• [WHAT IS BEING ASKED]
Each entry that follows must be output without any deviation.

• [EXCERPTED DATA]
━━━━━━

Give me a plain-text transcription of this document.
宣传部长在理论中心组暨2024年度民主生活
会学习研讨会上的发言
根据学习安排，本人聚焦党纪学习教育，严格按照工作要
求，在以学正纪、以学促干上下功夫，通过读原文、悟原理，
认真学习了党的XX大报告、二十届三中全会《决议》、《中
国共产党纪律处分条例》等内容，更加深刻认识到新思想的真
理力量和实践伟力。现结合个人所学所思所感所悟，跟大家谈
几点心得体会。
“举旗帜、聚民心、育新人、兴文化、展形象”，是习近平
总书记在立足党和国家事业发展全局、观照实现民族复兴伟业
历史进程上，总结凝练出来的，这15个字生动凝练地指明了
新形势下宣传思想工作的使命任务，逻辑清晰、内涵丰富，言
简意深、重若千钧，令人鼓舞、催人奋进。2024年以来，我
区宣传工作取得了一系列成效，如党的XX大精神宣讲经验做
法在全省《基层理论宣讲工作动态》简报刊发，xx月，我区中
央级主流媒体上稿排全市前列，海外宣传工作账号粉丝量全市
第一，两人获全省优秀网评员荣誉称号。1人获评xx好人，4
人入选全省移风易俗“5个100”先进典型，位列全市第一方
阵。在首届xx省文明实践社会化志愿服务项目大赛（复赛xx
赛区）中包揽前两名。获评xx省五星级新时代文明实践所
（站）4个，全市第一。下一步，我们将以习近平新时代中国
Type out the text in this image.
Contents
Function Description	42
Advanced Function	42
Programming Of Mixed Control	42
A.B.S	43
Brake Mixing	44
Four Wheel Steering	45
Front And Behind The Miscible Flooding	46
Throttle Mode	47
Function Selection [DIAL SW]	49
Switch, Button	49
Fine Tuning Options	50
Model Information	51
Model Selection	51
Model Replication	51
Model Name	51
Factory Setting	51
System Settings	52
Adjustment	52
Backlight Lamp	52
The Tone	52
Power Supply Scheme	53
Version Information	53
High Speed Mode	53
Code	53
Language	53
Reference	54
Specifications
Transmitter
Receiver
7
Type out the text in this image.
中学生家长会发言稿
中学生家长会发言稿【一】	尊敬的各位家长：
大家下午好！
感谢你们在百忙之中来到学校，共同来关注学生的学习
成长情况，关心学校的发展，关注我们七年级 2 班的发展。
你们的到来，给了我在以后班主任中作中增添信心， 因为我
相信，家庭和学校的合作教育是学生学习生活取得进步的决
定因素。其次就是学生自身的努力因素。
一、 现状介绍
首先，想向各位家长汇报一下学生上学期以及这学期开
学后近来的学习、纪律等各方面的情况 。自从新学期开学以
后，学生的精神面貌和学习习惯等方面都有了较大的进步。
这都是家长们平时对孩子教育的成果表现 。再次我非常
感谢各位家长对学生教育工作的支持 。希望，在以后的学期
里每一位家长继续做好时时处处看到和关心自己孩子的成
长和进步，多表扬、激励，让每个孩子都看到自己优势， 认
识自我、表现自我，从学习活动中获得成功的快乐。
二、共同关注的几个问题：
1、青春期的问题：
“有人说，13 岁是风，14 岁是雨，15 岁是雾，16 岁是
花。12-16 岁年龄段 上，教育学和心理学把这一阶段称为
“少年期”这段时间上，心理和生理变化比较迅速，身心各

━━━━━━

• [EXERCISE RESPONSE]
Give me a plain-text transcription of this document.
宣传部长在理论中心组暨2024年度民主生活
会学习研讨会上的发言
根据学习安排，本人聚焦党纪学习教育，严格按照工作要
求，在以学正纪、以学促干上下功夫，通过读原文、悟原理，
认真学习了党的XX大报告、二十届三中全会《决议》、《中
国共产党纪律处分条例》等内容，更加深刻认识到新思想的真
理力量和实践伟力。现结合个人所学所思所感所悟，跟大家谈
几点心得体会。
“举旗帜、聚民心、育新人、兴文化、展形象”，是习近平
总书记在立足党和国家事业发展全局、观照实现民族复兴伟业
历史进程上，总结凝练出来的，这15个字生动凝练地指明了
新形势下宣传思想工作的使命任务，逻辑清晰、内涵丰富，言
简意深、重若千钧，令人鼓舞、催人奋进。2024年以来，我
区宣传工作取得了一系列成效，如党的XX大精神宣讲经验做
法在全省《基层理论宣讲工作动态》简报刊发，xx月，我区中
央级主流媒体上稿排全市前列，海外宣传工作账号粉丝量全市
第一，两人获全省优秀网评员荣誉称号。1人获评xx好人，4
人入选全省移风易俗“5个100”先进典型，位列全市第一方
阵。在首届xx省文明实践社会化志愿服务项目大赛（复赛xx
赛区）中包揽前两名。获评xx省五星级新时代文明实践所
（站）4个，全市第一。下一步，我们将以习近平新时代中国
Type out the text in this image.
Contents
Function Description	42
Advanced Function	42
Programming Of Mixed Control	42
A.B.S	43
Brake Mixing	44
Four Wheel Steering	45
Front And Behind The Miscible Flooding	46
Throttle Mode	47
Function Selection [DIAL SW]	49
Switch, Button	49
Fine Tuning Options	50
Model Information	51
Model Selection	51
Model Replication	51
Model Name	51
Factory Setting	51
System Settings	52
Adjustment	52
Backlight Lamp	52
The Tone	52
Power Supply Scheme	53
Version Information	53
High Speed Mode	53
Code	53
Language	53
Reference	54
Specifications
Transmitter
Receiver
7
Type out the text in this image.
中学生家长会发言稿
中学生家长会发言稿【一】	尊敬的各位家长：
大家下午好！
感谢你们在百忙之中来到学校，共同来关注学生的学习
成长情况，关心学校的发展，关注我们七年级 2 班的发展。
你们的到来，给了我在以后班主任中作中增添信心， 因为我
相信，家庭和学校的合作教育是学生学习生活取得进步的决
定因素。其次就是学生自身的努力因素。
一、 现状介绍
首先，想向各位家长汇报一下学生上学期以及这学期开
学后近来的学习、纪律等各方面的情况 。自从新学期开学以
后，学生的精神面貌和学习习惯等方面都有了较大的进步。
这都是家长们平时对孩子教育的成果表现 。再次我非常
感谢各位家长对学生教育工作的支持 。希望，在以后的学期
里每一位家长继续做好时时处处看到和关心自己孩子的成
长和进步，多表扬、激励，让每个孩子都看到自己优势， 认
识自我、表现自我，从学习活动中获得成功的快乐。
二、共同关注的几个问题：
1、青春期的问题：
“有人说，13 岁是风，14 岁是雨，15 岁是雾，16 岁是
花。12-16 岁年龄段 上，教育学和心理学把这一阶段称为
“少年期”这段时间上，心理和生理变化比较迅速，身心各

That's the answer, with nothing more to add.